What you will do:
Return the listing below word for word.

Data records:
* * * *
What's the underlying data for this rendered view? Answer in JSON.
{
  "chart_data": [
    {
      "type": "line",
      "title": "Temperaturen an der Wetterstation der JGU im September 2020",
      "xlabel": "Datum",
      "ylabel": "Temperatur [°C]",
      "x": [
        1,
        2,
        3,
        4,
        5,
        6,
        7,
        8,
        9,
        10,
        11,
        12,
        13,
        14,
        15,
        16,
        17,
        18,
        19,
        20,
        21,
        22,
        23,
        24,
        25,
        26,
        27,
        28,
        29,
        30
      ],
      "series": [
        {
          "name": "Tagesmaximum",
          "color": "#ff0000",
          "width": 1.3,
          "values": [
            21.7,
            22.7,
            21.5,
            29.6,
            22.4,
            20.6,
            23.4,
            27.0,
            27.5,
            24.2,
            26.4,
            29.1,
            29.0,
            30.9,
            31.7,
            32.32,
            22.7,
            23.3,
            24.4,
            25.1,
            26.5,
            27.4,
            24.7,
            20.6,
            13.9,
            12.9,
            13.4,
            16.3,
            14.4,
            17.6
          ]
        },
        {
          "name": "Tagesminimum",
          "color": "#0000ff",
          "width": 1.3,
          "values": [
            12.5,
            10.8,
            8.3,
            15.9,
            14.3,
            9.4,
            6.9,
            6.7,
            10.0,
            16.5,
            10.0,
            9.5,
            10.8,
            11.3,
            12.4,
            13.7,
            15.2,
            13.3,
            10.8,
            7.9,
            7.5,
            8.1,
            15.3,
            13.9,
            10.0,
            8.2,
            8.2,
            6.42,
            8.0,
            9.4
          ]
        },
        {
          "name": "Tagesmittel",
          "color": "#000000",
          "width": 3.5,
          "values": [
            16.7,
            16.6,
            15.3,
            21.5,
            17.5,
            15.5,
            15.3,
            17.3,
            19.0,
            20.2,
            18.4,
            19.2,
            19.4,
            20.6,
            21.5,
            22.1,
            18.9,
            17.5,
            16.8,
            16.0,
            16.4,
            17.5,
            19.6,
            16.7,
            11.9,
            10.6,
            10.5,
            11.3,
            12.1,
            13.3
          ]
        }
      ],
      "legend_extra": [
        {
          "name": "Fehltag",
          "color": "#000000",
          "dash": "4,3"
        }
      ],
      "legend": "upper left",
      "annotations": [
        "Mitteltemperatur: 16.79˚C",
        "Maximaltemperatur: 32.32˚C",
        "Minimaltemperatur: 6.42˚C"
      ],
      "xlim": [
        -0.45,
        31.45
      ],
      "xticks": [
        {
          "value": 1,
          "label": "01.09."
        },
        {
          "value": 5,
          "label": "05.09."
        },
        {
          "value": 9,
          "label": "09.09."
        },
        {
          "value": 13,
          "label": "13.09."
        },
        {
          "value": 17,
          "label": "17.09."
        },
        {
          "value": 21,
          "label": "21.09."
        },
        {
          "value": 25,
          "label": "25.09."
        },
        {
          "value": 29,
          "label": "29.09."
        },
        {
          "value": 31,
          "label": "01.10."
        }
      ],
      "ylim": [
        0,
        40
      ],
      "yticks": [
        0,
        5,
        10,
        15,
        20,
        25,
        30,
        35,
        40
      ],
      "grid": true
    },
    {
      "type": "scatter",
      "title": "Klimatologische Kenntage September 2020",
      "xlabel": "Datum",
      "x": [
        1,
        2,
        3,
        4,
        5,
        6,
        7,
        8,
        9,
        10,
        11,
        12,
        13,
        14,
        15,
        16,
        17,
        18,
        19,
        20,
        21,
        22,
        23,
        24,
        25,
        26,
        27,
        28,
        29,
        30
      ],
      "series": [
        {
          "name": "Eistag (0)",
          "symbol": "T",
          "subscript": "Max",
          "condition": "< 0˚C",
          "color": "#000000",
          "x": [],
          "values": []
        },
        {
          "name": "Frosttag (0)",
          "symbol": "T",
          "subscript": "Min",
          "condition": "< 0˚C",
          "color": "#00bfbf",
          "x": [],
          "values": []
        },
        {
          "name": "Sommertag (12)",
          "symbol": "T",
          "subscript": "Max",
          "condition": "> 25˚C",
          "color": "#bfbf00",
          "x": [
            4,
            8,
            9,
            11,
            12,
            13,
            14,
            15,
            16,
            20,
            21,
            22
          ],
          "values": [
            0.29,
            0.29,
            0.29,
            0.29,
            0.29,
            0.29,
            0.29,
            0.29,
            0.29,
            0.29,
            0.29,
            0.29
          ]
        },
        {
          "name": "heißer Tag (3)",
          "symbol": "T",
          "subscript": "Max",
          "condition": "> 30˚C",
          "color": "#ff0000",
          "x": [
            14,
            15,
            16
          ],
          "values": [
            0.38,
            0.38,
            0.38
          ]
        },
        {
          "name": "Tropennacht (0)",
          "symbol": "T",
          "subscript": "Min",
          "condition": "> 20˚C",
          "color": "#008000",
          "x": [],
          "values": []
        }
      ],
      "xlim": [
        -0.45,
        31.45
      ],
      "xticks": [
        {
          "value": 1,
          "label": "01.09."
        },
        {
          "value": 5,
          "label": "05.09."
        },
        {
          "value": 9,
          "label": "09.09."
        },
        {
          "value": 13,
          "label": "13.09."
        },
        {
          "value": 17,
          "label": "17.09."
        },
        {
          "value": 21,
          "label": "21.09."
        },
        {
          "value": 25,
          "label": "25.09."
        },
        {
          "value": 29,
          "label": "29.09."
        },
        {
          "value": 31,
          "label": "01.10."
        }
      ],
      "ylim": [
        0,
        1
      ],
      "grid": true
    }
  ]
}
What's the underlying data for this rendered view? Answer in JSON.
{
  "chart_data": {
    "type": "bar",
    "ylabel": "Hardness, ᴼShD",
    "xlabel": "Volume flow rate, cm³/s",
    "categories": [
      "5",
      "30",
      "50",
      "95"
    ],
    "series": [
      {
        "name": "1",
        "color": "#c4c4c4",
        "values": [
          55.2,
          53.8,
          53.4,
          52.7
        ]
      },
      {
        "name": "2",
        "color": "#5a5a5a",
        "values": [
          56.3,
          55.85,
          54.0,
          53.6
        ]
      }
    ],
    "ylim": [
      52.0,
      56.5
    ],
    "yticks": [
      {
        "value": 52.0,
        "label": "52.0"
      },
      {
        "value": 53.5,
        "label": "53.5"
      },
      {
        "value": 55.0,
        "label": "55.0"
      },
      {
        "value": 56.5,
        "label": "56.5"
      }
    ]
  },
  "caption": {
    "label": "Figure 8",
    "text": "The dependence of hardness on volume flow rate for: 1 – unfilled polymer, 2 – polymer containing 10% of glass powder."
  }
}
* * * *
Solution for this task:
What's the underlying data for this rendered view? Answer in JSON.
{
  "chart_data": [
    {
      "type": "line",
      "title": "Temperaturen an der Wetterstation der JGU im September 2020",
      "xlabel": "Datum",
      "ylabel": "Temperatur [°C]",
      "x": [
        1,
        2,
        3,
        4,
        5,
        6,
        7,
        8,
        9,
        10,
        11,
        12,
        13,
        14,
        15,
        16,
        17,
        18,
        19,
        20,
        21,
        22,
        23,
        24,
        25,
        26,
        27,
        28,
        29,
        30
      ],
      "series": [
        {
          "name": "Tagesmaximum",
          "color": "#ff0000",
          "width": 1.3,
          "values": [
            21.7,
            22.7,
            21.5,
            29.6,
            22.4,
            20.6,
            23.4,
            27.0,
            27.5,
            24.2,
            26.4,
            29.1,
            29.0,
            30.9,
            31.7,
            32.32,
            22.7,
            23.3,
            24.4,
            25.1,
            26.5,
            27.4,
            24.7,
            20.6,
            13.9,
            12.9,
            13.4,
            16.3,
            14.4,
            17.6
          ]
        },
        {
          "name": "Tagesminimum",
          "color": "#0000ff",
          "width": 1.3,
          "values": [
            12.5,
            10.8,
            8.3,
            15.9,
            14.3,
            9.4,
            6.9,
            6.7,
            10.0,
            16.5,
            10.0,
            9.5,
            10.8,
            11.3,
            12.4,
            13.7,
            15.2,
            13.3,
            10.8,
            7.9,
            7.5,
            8.1,
            15.3,
            13.9,
            10.0,
            8.2,
            8.2,
            6.42,
            8.0,
            9.4
          ]
        },
        {
          "name": "Tagesmittel",
          "color": "#000000",
          "width": 3.5,
          "values": [
            16.7,
            16.6,
            15.3,
            21.5,
            17.5,
            15.5,
            15.3,
            17.3,
            19.0,
            20.2,
            18.4,
            19.2,
            19.4,
            20.6,
            21.5,
            22.1,
            18.9,
            17.5,
            16.8,
            16.0,
            16.4,
            17.5,
            19.6,
            16.7,
            11.9,
            10.6,
            10.5,
            11.3,
            12.1,
            13.3
          ]
        }
      ],
      "legend_extra": [
        {
          "name": "Fehltag",
          "color": "#000000",
          "dash": "4,3"
        }
      ],
      "legend": "upper left",
      "annotations": [
        "Mitteltemperatur: 16.79˚C",
        "Maximaltemperatur: 32.32˚C",
        "Minimaltemperatur: 6.42˚C"
      ],
      "xlim": [
        -0.45,
        31.45
      ],
      "xticks": [
        {
          "value": 1,
          "label": "01.09."
        },
        {
          "value": 5,
          "label": "05.09."
        },
        {
          "value": 9,
          "label": "09.09."
        },
        {
          "value": 13,
          "label": "13.09."
        },
        {
          "value": 17,
          "label": "17.09."
        },
        {
          "value": 21,
          "label": "21.09."
        },
        {
          "value": 25,
          "label": "25.09."
        },
        {
          "value": 29,
          "label": "29.09."
        },
        {
          "value": 31,
          "label": "01.10."
        }
      ],
      "ylim": [
        0,
        40
      ],
      "yticks": [
        0,
        5,
        10,
        15,
        20,
        25,
        30,
        35,
        40
      ],
      "grid": true
    },
    {
      "type": "scatter",
      "title": "Klimatologische Kenntage September 2020",
      "xlabel": "Datum",
      "x": [
        1,
        2,
        3,
        4,
        5,
        6,
        7,
        8,
        9,
        10,
        11,
        12,
        13,
        14,
        15,
        16,
        17,
        18,
        19,
        20,
        21,
        22,
        23,
        24,
        25,
        26,
        27,
        28,
        29,
        30
      ],
      "series": [
        {
          "name": "Eistag (0)",
          "symbol": "T",
          "subscript": "Max",
          "condition": "< 0˚C",
          "color": "#000000",
          "x": [],
          "values": []
        },
        {
          "name": "Frosttag (0)",
          "symbol": "T",
          "subscript": "Min",
          "condition": "< 0˚C",
          "color": "#00bfbf",
          "x": [],
          "values": []
        },
        {
          "name": "Sommertag (12)",
          "symbol": "T",
          "subscript": "Max",
          "condition": "> 25˚C",
          "color": "#bfbf00",
          "x": [
            4,
            8,
            9,
            11,
            12,
            13,
            14,
            15,
            16,
            20,
            21,
            22
          ],
          "values": [
            0.29,
            0.29,
            0.29,
            0.29,
            0.29,
            0.29,
            0.29,
            0.29,
            0.29,
            0.29,
            0.29,
            0.29
          ]
        },
        {
          "name": "heißer Tag (3)",
          "symbol": "T",
          "subscript": "Max",
          "condition": "> 30˚C",
          "color": "#ff0000",
          "x": [
            14,
            15,
            16
          ],
          "values": [
            0.38,
            0.38,
            0.38
          ]
        },
        {
          "name": "Tropennacht (0)",
          "symbol": "T",
          "subscript": "Min",
          "condition": "> 20˚C",
          "color": "#008000",
          "x": [],
          "values": []
        }
      ],
      "xlim": [
        -0.45,
        31.45
      ],
      "xticks": [
        {
          "value": 1,
          "label": "01.09."
        },
        {
          "value": 5,
          "label": "05.09."
        },
        {
          "value": 9,
          "label": "09.09."
        },
        {
          "value": 13,
          "label": "13.09."
        },
        {
          "value": 17,
          "label": "17.09."
        },
        {
          "value": 21,
          "label": "21.09."
        },
        {
          "value": 25,
          "label": "25.09."
        },
        {
          "value": 29,
          "label": "29.09."
        },
        {
          "value": 31,
          "label": "01.10."
        }
      ],
      "ylim": [
        0,
        1
      ],
      "grid": true
    }
  ]
}
What's the underlying data for this rendered view? Answer in JSON.
{
  "chart_data": {
    "type": "bar",
    "ylabel": "Hardness, ᴼShD",
    "xlabel": "Volume flow rate, cm³/s",
    "categories": [
      "5",
      "30",
      "50",
      "95"
    ],
    "series": [
      {
        "name": "1",
        "color": "#c4c4c4",
        "values": [
          55.2,
          53.8,
          53.4,
          52.7
        ]
      },
      {
        "name": "2",
        "color": "#5a5a5a",
        "values": [
          56.3,
          55.85,
          54.0,
          53.6
        ]
      }
    ],
    "ylim": [
      52.0,
      56.5
    ],
    "yticks": [
      {
        "value": 52.0,
        "label": "52.0"
      },
      {
        "value": 53.5,
        "label": "53.5"
      },
      {
        "value": 55.0,
        "label": "55.0"
      },
      {
        "value": 56.5,
        "label": "56.5"
      }
    ]
  },
  "caption": {
    "label": "Figure 8",
    "text": "The dependence of hardness on volume flow rate for: 1 – unfilled polymer, 2 – polymer containing 10% of glass powder."
  }
}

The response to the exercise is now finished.